--- PROVIDED ENTRIES ---

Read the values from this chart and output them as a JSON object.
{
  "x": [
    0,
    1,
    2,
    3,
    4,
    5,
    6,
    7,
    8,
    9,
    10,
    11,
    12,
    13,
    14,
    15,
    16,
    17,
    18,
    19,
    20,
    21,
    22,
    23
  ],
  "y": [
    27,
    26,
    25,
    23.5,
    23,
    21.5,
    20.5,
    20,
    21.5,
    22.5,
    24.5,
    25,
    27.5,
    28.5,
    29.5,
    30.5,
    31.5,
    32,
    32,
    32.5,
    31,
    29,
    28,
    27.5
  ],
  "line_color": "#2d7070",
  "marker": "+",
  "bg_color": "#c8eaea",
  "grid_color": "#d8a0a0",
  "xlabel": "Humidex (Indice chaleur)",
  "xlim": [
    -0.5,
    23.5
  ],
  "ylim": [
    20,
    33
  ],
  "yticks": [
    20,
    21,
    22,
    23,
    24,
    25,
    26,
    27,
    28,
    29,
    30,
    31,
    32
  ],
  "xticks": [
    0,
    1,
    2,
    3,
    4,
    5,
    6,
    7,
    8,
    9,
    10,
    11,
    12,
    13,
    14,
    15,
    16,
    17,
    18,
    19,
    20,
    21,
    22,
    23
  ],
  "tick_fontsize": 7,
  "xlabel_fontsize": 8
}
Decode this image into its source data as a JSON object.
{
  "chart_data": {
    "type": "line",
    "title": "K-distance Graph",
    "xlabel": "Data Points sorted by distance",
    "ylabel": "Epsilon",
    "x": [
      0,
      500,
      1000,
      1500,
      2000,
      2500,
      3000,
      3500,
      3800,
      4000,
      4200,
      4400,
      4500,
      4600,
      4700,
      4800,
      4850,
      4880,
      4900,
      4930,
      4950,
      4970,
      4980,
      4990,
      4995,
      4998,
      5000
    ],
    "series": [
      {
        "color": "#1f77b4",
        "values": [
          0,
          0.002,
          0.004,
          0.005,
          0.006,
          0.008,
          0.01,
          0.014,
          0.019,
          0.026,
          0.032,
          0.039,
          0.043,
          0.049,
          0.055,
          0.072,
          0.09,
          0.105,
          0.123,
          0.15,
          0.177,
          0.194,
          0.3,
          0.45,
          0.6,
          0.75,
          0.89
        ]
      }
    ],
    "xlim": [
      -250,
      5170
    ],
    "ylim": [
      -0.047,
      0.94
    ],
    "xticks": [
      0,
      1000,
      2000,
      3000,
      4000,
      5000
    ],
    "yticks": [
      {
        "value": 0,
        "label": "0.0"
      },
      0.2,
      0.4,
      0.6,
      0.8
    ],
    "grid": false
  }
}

---

### WHAT IS NEEDED
Go through the material and copy out every line with "values" in it.

### OUTPUT FOR THIS TASK
Read the values from this chart and output them as a JSON object.
        "values": [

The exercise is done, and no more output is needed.